--- START Given data ---

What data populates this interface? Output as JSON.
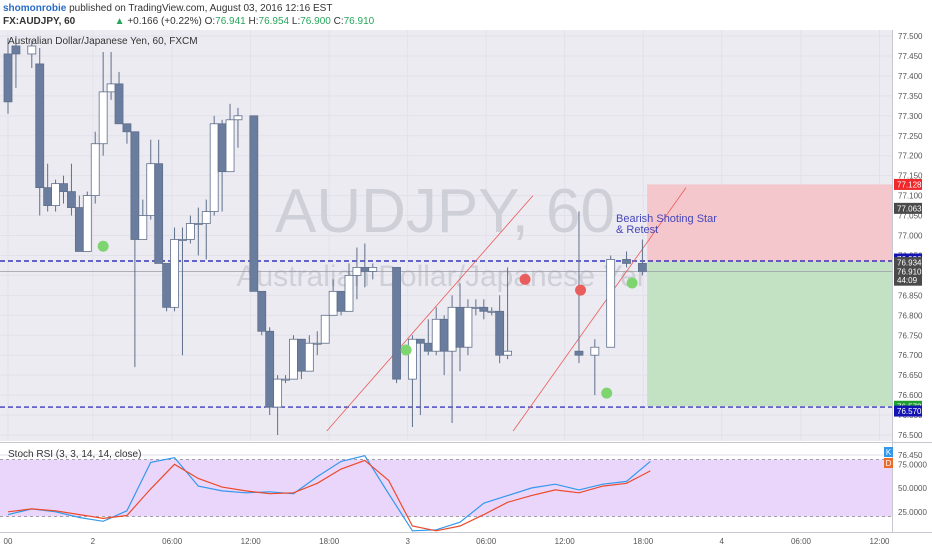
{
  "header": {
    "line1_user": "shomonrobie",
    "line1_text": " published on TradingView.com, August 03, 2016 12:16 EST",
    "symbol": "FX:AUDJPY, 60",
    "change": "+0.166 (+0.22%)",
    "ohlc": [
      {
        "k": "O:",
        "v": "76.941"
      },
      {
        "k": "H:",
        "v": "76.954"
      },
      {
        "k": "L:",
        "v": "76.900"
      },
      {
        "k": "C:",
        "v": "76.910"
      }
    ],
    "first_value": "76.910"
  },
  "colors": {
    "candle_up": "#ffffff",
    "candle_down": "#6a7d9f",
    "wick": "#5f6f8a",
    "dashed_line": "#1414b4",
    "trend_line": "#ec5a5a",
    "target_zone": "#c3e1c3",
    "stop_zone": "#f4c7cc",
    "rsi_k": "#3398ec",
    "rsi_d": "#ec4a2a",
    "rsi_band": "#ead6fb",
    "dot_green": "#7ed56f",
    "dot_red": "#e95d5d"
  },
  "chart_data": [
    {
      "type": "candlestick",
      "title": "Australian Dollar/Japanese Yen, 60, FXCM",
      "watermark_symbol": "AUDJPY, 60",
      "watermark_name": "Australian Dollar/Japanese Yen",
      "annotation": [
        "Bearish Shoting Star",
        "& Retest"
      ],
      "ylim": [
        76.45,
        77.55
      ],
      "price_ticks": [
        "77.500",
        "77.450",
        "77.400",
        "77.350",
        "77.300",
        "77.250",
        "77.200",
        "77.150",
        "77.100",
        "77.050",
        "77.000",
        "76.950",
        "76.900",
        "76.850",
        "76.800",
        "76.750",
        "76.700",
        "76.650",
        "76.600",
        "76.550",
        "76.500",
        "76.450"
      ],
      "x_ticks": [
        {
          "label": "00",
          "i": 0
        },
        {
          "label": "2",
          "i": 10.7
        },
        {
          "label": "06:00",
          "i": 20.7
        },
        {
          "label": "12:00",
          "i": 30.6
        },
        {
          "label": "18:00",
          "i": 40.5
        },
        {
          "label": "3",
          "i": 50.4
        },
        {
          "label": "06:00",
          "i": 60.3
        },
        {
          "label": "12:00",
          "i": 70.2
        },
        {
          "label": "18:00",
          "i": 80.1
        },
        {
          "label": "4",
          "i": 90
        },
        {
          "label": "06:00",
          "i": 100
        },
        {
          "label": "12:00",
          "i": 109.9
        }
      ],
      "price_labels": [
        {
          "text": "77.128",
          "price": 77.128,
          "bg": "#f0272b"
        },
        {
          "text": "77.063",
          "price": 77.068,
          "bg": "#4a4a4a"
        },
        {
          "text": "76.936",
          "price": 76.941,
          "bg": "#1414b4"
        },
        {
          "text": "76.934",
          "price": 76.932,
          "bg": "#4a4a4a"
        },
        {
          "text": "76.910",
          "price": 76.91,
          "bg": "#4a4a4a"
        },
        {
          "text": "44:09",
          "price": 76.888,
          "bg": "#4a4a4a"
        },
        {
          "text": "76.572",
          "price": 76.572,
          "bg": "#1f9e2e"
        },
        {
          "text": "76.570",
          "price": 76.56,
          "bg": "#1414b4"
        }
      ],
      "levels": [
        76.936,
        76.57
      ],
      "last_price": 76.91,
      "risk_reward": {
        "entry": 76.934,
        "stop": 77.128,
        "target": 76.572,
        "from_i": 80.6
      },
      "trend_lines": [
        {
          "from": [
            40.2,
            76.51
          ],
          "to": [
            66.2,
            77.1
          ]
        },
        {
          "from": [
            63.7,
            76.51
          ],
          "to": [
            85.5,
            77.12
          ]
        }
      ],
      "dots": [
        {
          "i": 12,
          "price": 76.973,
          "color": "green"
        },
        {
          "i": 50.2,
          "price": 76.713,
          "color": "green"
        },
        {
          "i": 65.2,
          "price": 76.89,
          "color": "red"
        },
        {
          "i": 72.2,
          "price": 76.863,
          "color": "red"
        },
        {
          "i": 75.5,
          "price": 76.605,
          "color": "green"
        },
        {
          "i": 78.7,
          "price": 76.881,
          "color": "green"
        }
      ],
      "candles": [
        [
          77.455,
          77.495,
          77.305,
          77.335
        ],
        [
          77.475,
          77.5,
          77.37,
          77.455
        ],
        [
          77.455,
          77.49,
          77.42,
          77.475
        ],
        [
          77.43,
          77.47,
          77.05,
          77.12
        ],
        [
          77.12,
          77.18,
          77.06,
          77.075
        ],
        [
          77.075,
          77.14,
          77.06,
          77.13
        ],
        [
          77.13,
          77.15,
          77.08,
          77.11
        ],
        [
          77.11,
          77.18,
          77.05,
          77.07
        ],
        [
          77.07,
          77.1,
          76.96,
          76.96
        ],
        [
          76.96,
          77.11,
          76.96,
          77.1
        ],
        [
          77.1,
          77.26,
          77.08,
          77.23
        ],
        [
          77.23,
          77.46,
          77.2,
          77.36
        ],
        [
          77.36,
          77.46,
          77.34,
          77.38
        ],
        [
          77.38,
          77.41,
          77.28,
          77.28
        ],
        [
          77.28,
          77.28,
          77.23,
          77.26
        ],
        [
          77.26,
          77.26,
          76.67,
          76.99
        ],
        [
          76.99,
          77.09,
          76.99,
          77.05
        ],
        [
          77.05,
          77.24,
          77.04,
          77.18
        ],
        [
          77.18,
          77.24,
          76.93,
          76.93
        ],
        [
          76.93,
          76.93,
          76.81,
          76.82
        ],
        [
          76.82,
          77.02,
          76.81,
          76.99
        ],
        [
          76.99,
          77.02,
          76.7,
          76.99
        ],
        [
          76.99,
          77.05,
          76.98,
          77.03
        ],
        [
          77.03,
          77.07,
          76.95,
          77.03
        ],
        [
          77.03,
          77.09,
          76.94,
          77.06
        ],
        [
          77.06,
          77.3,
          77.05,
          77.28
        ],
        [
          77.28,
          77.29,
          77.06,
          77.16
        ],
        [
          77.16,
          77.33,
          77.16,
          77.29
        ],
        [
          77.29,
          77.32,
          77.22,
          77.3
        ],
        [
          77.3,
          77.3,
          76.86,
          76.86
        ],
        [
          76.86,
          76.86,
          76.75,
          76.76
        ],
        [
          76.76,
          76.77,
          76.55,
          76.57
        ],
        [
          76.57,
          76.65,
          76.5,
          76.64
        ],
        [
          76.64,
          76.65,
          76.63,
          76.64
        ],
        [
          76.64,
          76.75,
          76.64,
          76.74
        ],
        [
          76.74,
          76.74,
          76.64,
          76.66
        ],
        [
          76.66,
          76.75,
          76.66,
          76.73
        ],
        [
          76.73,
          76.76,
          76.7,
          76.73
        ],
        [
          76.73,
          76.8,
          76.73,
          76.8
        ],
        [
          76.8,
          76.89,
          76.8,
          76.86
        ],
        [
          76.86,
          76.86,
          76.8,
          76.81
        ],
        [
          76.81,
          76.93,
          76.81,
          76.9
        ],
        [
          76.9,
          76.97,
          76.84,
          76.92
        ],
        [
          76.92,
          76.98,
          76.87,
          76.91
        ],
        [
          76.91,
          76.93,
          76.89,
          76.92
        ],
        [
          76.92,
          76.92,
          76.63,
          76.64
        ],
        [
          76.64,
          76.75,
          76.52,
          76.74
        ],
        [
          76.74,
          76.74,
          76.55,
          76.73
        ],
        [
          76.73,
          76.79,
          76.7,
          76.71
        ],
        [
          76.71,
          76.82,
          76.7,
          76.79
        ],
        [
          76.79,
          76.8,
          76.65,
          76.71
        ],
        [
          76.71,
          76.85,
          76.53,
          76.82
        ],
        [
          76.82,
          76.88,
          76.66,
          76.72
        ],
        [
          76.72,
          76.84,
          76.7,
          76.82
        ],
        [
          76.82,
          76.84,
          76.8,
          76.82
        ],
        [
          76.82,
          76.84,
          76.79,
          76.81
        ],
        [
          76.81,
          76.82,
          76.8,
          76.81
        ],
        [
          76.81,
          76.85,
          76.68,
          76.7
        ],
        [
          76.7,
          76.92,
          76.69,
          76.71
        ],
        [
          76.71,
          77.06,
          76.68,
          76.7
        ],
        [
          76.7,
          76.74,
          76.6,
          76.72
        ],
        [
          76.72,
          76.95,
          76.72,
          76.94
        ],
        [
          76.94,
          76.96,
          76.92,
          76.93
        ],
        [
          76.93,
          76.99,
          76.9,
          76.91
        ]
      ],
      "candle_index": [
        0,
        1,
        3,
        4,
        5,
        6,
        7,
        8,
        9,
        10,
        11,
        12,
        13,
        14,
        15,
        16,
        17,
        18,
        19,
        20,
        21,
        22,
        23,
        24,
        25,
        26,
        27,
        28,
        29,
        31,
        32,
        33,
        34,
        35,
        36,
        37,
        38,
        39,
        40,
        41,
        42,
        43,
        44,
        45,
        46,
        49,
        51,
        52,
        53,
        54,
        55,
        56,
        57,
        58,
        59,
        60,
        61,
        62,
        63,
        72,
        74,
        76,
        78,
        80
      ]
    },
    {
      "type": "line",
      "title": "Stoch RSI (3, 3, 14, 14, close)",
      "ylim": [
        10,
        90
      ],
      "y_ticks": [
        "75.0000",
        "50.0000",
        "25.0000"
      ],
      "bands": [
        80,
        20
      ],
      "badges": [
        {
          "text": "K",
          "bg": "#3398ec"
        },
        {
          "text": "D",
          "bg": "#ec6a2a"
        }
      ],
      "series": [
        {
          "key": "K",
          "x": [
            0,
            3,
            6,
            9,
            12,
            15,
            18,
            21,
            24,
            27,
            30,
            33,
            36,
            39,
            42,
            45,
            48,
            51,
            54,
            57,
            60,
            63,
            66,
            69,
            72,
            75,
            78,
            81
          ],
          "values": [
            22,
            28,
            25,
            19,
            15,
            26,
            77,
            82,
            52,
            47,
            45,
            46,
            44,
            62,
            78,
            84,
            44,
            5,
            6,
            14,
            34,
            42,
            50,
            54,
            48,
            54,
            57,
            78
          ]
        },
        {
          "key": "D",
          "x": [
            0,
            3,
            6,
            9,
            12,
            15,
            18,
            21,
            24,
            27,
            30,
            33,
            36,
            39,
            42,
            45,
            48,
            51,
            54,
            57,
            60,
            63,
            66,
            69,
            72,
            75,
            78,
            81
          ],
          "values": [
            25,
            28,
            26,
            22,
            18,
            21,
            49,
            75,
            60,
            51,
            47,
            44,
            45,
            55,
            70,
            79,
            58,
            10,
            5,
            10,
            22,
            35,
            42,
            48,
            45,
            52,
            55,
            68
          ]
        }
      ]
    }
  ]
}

--- END Given data ---
--- START Given data ---

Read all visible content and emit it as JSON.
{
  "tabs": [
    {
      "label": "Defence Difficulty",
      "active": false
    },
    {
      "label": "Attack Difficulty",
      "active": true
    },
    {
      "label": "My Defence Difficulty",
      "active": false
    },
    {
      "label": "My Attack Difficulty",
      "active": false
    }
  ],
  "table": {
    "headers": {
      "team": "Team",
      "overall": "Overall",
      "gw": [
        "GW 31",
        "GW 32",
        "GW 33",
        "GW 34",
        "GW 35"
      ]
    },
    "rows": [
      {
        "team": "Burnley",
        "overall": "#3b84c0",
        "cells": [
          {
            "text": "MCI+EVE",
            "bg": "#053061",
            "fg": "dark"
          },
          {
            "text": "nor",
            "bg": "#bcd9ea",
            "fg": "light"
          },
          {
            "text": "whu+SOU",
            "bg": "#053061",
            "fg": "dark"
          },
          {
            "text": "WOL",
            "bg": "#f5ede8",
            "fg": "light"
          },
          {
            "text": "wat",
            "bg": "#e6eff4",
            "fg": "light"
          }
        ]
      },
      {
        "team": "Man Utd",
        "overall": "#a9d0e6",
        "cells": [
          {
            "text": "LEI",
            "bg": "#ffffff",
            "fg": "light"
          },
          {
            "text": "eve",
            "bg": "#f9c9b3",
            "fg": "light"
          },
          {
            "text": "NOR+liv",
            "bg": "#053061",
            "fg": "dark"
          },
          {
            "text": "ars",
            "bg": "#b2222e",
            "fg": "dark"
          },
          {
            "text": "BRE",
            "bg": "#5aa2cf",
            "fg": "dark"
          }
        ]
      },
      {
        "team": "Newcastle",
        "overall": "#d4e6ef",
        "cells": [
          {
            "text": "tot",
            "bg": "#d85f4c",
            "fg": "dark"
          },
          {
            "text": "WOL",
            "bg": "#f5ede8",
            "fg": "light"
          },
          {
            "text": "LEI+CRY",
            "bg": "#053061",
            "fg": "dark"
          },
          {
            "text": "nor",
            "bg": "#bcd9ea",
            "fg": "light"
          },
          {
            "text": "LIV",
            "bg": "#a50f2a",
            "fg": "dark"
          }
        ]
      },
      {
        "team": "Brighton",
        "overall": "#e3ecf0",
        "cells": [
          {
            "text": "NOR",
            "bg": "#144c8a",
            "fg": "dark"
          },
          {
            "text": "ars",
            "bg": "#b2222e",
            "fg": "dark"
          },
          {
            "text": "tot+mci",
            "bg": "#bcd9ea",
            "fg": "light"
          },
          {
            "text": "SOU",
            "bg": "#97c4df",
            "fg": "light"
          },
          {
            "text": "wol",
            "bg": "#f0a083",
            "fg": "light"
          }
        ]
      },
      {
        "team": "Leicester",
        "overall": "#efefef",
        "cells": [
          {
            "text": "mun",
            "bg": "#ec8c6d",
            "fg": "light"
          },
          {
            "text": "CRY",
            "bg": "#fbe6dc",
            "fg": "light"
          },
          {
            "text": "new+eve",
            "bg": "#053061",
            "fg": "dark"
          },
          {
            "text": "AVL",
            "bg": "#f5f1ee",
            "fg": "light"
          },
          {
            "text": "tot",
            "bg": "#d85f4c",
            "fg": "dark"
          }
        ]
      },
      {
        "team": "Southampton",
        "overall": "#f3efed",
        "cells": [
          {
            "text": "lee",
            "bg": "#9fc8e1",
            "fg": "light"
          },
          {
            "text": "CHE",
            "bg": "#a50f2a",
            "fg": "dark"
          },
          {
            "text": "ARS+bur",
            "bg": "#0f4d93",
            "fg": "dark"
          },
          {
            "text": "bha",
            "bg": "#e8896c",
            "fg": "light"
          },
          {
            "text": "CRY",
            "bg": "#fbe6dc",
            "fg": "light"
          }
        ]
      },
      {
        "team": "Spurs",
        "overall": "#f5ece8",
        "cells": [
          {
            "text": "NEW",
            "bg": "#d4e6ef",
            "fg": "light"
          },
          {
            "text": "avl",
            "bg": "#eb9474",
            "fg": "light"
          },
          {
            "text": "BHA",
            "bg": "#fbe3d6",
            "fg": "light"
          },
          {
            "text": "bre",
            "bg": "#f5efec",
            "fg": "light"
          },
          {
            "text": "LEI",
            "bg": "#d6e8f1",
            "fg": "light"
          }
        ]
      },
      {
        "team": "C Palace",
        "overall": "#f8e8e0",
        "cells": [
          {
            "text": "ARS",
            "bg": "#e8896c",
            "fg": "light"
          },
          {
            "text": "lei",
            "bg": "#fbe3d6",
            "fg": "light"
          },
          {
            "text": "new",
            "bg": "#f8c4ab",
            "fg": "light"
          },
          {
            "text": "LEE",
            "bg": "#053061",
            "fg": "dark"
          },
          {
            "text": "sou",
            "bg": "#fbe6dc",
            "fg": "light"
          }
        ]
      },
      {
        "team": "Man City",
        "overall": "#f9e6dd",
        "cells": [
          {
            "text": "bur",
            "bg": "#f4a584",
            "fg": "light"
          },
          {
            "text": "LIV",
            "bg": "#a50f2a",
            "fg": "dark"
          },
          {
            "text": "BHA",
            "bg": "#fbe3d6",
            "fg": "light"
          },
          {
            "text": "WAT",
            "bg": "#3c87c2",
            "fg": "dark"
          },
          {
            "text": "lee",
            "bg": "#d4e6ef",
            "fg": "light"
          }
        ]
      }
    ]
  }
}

--- END Given data ---

■ **What you should do**
Gather all lines with the string "AUDJPY" from the data.

■ **Finished answer**
    "symbol": "FX:AUDJPY, 60",
      "watermark_symbol": "AUDJPY, 60",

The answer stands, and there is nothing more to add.